▶ [WHAT THE EXERCISE ASKS]: Everything in the data should be repeated exactly, save for the images.

▶ [DATA SECTION]:
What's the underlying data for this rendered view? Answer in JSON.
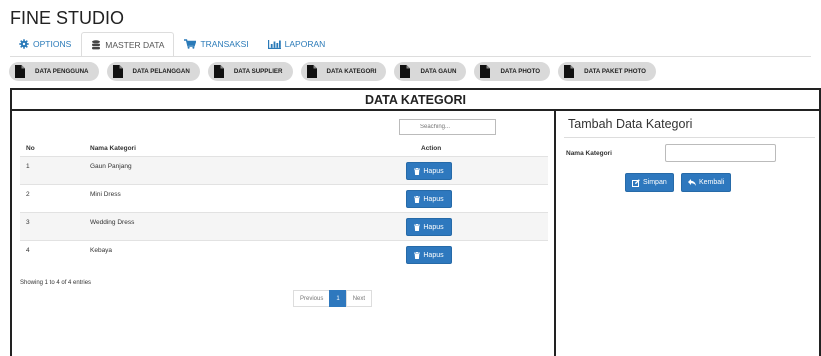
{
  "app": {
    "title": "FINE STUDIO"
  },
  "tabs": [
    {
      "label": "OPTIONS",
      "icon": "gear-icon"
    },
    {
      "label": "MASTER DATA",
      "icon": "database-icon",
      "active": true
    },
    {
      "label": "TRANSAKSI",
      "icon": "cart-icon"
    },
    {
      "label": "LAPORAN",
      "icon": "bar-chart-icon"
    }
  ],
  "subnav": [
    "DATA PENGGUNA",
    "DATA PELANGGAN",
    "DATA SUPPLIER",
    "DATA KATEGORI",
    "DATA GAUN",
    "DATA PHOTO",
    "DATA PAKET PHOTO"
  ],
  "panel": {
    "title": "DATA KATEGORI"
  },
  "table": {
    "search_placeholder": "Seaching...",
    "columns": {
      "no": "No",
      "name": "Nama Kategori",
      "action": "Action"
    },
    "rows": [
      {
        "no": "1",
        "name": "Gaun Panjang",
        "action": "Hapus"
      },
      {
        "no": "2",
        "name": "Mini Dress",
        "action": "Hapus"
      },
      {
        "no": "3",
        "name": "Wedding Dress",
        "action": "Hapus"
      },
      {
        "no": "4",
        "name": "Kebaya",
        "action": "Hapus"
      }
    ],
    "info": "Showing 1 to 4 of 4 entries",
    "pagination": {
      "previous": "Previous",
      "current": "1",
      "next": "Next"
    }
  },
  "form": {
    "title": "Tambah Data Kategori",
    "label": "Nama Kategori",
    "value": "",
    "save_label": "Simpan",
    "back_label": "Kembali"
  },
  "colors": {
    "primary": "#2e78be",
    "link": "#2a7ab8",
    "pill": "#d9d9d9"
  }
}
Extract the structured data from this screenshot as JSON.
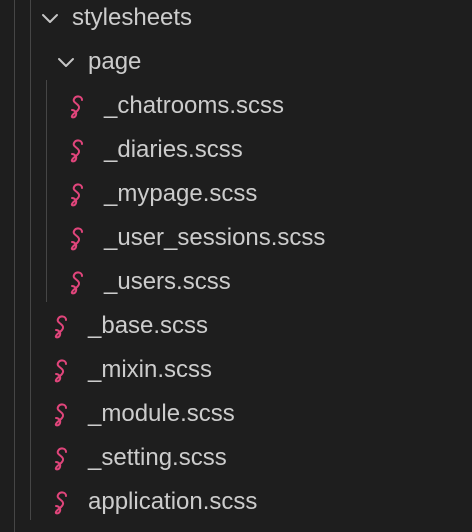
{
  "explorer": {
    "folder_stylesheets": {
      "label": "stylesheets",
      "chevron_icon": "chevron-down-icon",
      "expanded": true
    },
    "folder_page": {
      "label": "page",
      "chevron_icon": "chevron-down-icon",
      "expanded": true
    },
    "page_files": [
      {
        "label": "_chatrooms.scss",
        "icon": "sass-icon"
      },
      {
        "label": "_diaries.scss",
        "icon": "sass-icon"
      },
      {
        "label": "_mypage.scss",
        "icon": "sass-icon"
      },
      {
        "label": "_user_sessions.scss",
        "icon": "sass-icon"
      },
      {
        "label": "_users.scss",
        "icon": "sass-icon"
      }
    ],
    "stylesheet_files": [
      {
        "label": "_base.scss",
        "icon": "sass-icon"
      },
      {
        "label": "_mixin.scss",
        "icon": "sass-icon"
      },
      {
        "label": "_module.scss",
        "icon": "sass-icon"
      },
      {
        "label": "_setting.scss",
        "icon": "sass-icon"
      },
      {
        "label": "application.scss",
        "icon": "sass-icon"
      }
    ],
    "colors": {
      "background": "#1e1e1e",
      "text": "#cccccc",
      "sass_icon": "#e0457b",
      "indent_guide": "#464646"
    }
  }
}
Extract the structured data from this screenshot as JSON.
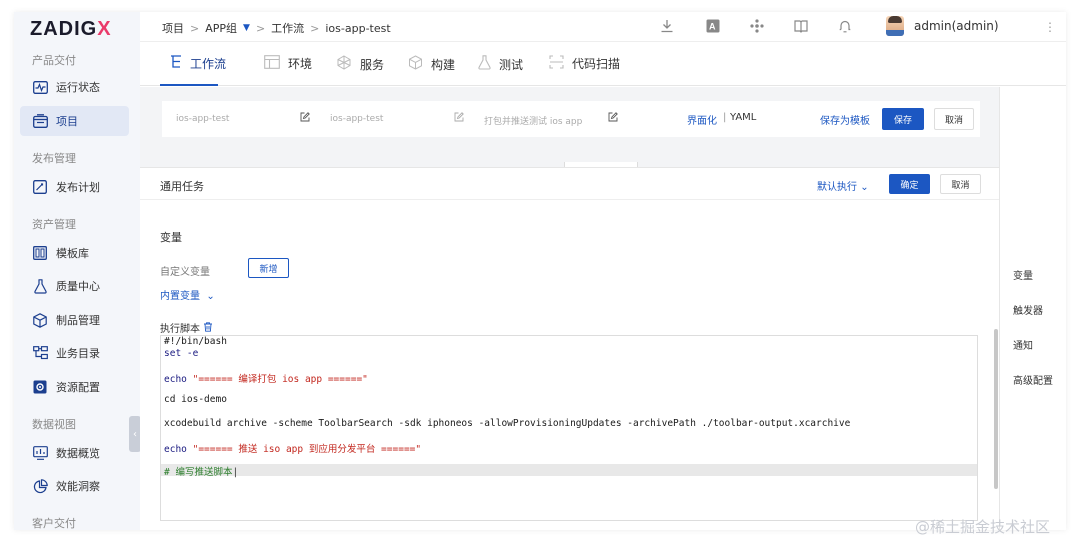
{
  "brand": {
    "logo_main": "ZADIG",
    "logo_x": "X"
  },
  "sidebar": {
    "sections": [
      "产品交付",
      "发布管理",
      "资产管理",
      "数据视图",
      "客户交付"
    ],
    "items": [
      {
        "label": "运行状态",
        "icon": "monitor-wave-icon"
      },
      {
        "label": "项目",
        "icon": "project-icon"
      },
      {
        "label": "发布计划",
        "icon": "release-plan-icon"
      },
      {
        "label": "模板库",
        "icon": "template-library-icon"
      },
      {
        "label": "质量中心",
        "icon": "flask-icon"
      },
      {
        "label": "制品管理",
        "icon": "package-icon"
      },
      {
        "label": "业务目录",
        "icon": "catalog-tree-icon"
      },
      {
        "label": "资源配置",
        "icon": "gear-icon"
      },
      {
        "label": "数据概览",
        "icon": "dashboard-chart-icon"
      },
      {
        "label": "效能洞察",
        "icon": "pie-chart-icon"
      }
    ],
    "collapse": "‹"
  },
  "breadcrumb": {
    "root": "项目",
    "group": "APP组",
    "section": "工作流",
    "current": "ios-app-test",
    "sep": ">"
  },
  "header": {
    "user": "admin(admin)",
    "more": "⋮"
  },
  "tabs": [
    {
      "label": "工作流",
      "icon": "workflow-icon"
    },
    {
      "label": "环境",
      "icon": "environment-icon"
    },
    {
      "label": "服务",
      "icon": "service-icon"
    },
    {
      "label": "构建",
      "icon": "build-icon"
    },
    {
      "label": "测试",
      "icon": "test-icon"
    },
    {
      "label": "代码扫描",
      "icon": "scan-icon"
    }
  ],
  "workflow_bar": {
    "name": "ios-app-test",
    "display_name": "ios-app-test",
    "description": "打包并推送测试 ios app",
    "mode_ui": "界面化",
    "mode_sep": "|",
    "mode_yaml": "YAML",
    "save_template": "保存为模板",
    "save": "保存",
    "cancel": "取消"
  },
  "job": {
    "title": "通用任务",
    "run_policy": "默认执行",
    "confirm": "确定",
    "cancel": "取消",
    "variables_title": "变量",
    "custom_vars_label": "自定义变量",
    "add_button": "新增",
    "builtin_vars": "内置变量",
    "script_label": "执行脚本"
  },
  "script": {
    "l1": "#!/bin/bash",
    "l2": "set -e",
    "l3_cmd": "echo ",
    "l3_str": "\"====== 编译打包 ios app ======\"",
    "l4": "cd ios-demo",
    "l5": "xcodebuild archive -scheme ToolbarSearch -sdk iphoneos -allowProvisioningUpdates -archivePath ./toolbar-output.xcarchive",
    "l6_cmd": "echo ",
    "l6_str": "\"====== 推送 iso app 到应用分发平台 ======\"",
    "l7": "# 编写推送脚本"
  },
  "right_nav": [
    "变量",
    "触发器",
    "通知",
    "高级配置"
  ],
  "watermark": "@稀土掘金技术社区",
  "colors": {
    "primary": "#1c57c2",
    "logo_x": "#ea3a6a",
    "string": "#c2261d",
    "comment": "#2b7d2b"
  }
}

▶ [FINAL RESULT]:
What's the underlying data for this rendered view? Answer in JSON.
{
  "app": {
    "title": "FINE STUDIO"
  },
  "tabs": [
    {
      "label": "OPTIONS",
      "icon": "gear-icon"
    },
    {
      "label": "MASTER DATA",
      "icon": "database-icon",
      "active": true
    },
    {
      "label": "TRANSAKSI",
      "icon": "cart-icon"
    },
    {
      "label": "LAPORAN",
      "icon": "bar-chart-icon"
    }
  ],
  "subnav": [
    "DATA PENGGUNA",
    "DATA PELANGGAN",
    "DATA SUPPLIER",
    "DATA KATEGORI",
    "DATA GAUN",
    "DATA PHOTO",
    "DATA PAKET PHOTO"
  ],
  "panel": {
    "title": "DATA KATEGORI"
  },
  "table": {
    "search_placeholder": "Seaching...",
    "columns": {
      "no": "No",
      "name": "Nama Kategori",
      "action": "Action"
    },
    "rows": [
      {
        "no": "1",
        "name": "Gaun Panjang",
        "action": "Hapus"
      },
      {
        "no": "2",
        "name": "Mini Dress",
        "action": "Hapus"
      },
      {
        "no": "3",
        "name": "Wedding Dress",
        "action": "Hapus"
      },
      {
        "no": "4",
        "name": "Kebaya",
        "action": "Hapus"
      }
    ],
    "info": "Showing 1 to 4 of 4 entries",
    "pagination": {
      "previous": "Previous",
      "current": "1",
      "next": "Next"
    }
  },
  "form": {
    "title": "Tambah Data Kategori",
    "label": "Nama Kategori",
    "value": "",
    "save_label": "Simpan",
    "back_label": "Kembali"
  },
  "colors": {
    "primary": "#2e78be",
    "link": "#2a7ab8",
    "pill": "#d9d9d9"
  }
}
Extract the structured data from this screenshot as JSON.
{
  "explorer": {
    "folder_stylesheets": {
      "label": "stylesheets",
      "chevron_icon": "chevron-down-icon",
      "expanded": true
    },
    "folder_page": {
      "label": "page",
      "chevron_icon": "chevron-down-icon",
      "expanded": true
    },
    "page_files": [
      {
        "label": "_chatrooms.scss",
        "icon": "sass-icon"
      },
      {
        "label": "_diaries.scss",
        "icon": "sass-icon"
      },
      {
        "label": "_mypage.scss",
        "icon": "sass-icon"
      },
      {
        "label": "_user_sessions.scss",
        "icon": "sass-icon"
      },
      {
        "label": "_users.scss",
        "icon": "sass-icon"
      }
    ],
    "stylesheet_files": [
      {
        "label": "_base.scss",
        "icon": "sass-icon"
      },
      {
        "label": "_mixin.scss",
        "icon": "sass-icon"
      },
      {
        "label": "_module.scss",
        "icon": "sass-icon"
      },
      {
        "label": "_setting.scss",
        "icon": "sass-icon"
      },
      {
        "label": "application.scss",
        "icon": "sass-icon"
      }
    ],
    "colors": {
      "background": "#1e1e1e",
      "text": "#cccccc",
      "sass_icon": "#e0457b",
      "indent_guide": "#464646"
    }
  }
}
Extract the structured data from this screenshot as JSON.
{
  "brand": {
    "logo_main": "ZADIG",
    "logo_x": "X"
  },
  "sidebar": {
    "sections": [
      "产品交付",
      "发布管理",
      "资产管理",
      "数据视图",
      "客户交付"
    ],
    "items": [
      {
        "label": "运行状态",
        "icon": "monitor-wave-icon"
      },
      {
        "label": "项目",
        "icon": "project-icon"
      },
      {
        "label": "发布计划",
        "icon": "release-plan-icon"
      },
      {
        "label": "模板库",
        "icon": "template-library-icon"
      },
      {
        "label": "质量中心",
        "icon": "flask-icon"
      },
      {
        "label": "制品管理",
        "icon": "package-icon"
      },
      {
        "label": "业务目录",
        "icon": "catalog-tree-icon"
      },
      {
        "label": "资源配置",
        "icon": "gear-icon"
      },
      {
        "label": "数据概览",
        "icon": "dashboard-chart-icon"
      },
      {
        "label": "效能洞察",
        "icon": "pie-chart-icon"
      }
    ],
    "collapse": "‹"
  },
  "breadcrumb": {
    "root": "项目",
    "group": "APP组",
    "section": "工作流",
    "current": "ios-app-test",
    "sep": ">"
  },
  "header": {
    "user": "admin(admin)",
    "more": "⋮"
  },
  "tabs": [
    {
      "label": "工作流",
      "icon": "workflow-icon"
    },
    {
      "label": "环境",
      "icon": "environment-icon"
    },
    {
      "label": "服务",
      "icon": "service-icon"
    },
    {
      "label": "构建",
      "icon": "build-icon"
    },
    {
      "label": "测试",
      "icon": "test-icon"
    },
    {
      "label": "代码扫描",
      "icon": "scan-icon"
    }
  ],
  "workflow_bar": {
    "name": "ios-app-test",
    "display_name": "ios-app-test",
    "description": "打包并推送测试 ios app",
    "mode_ui": "界面化",
    "mode_sep": "|",
    "mode_yaml": "YAML",
    "save_template": "保存为模板",
    "save": "保存",
    "cancel": "取消"
  },
  "job": {
    "title": "通用任务",
    "run_policy": "默认执行",
    "confirm": "确定",
    "cancel": "取消",
    "variables_title": "变量",
    "custom_vars_label": "自定义变量",
    "add_button": "新增",
    "builtin_vars": "内置变量",
    "script_label": "执行脚本"
  },
  "script": {
    "l1": "#!/bin/bash",
    "l2": "set -e",
    "l3_cmd": "echo ",
    "l3_str": "\"====== 编译打包 ios app ======\"",
    "l4": "cd ios-demo",
    "l5": "xcodebuild archive -scheme ToolbarSearch -sdk iphoneos -allowProvisioningUpdates -archivePath ./toolbar-output.xcarchive",
    "l6_cmd": "echo ",
    "l6_str": "\"====== 推送 iso app 到应用分发平台 ======\"",
    "l7": "# 编写推送脚本"
  },
  "right_nav": [
    "变量",
    "触发器",
    "通知",
    "高级配置"
  ],
  "watermark": "@稀土掘金技术社区",
  "colors": {
    "primary": "#1c57c2",
    "logo_x": "#ea3a6a",
    "string": "#c2261d",
    "comment": "#2b7d2b"
  }
}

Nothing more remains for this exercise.